» **Exercise details**
Copy every record exactly, and keep the pictures out.

» **Task input**
· · · · · · ·

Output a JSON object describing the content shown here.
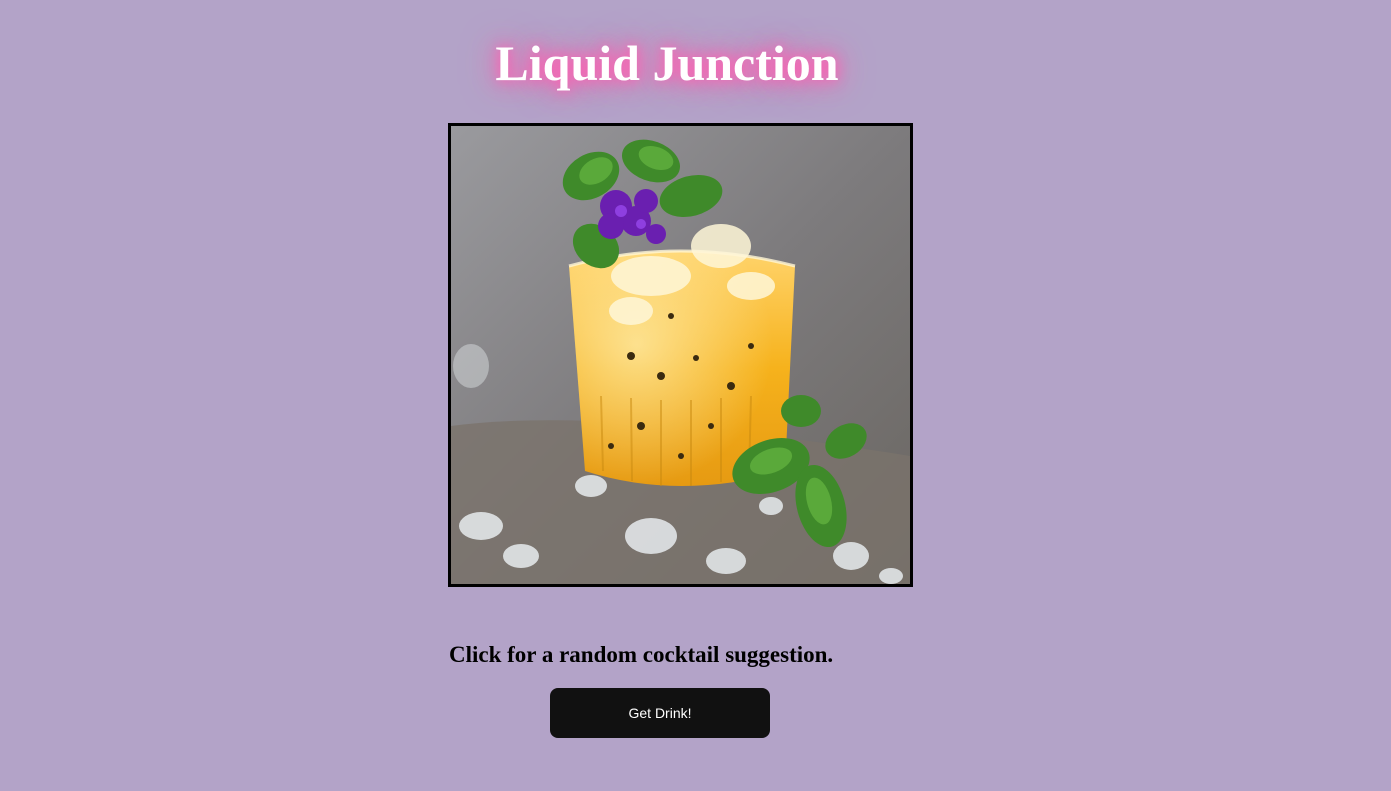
{
  "header": {
    "title": "Liquid Junction"
  },
  "image": {
    "alt": "Passion fruit cocktail with crushed ice, mint and purple flower garnish"
  },
  "main": {
    "prompt": "Click for a random cocktail suggestion."
  },
  "button": {
    "label": "Get Drink!"
  },
  "colors": {
    "background": "#b3a3c8",
    "title_glow": "#ff5fb1",
    "button": "#111111"
  }
}
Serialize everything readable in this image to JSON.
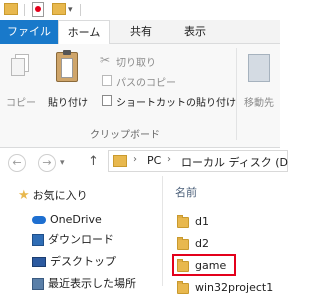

· · · · · · ·

» **Reply**
Output a JSON object describing the content shown here.
{
  "header": {
    "title": "Liquid Junction"
  },
  "image": {
    "alt": "Passion fruit cocktail with crushed ice, mint and purple flower garnish"
  },
  "main": {
    "prompt": "Click for a random cocktail suggestion."
  },
  "button": {
    "label": "Get Drink!"
  },
  "colors": {
    "background": "#b3a3c8",
    "title_glow": "#ff5fb1",
    "button": "#111111"
  }
}
Serialize everything readable in this image to JSON.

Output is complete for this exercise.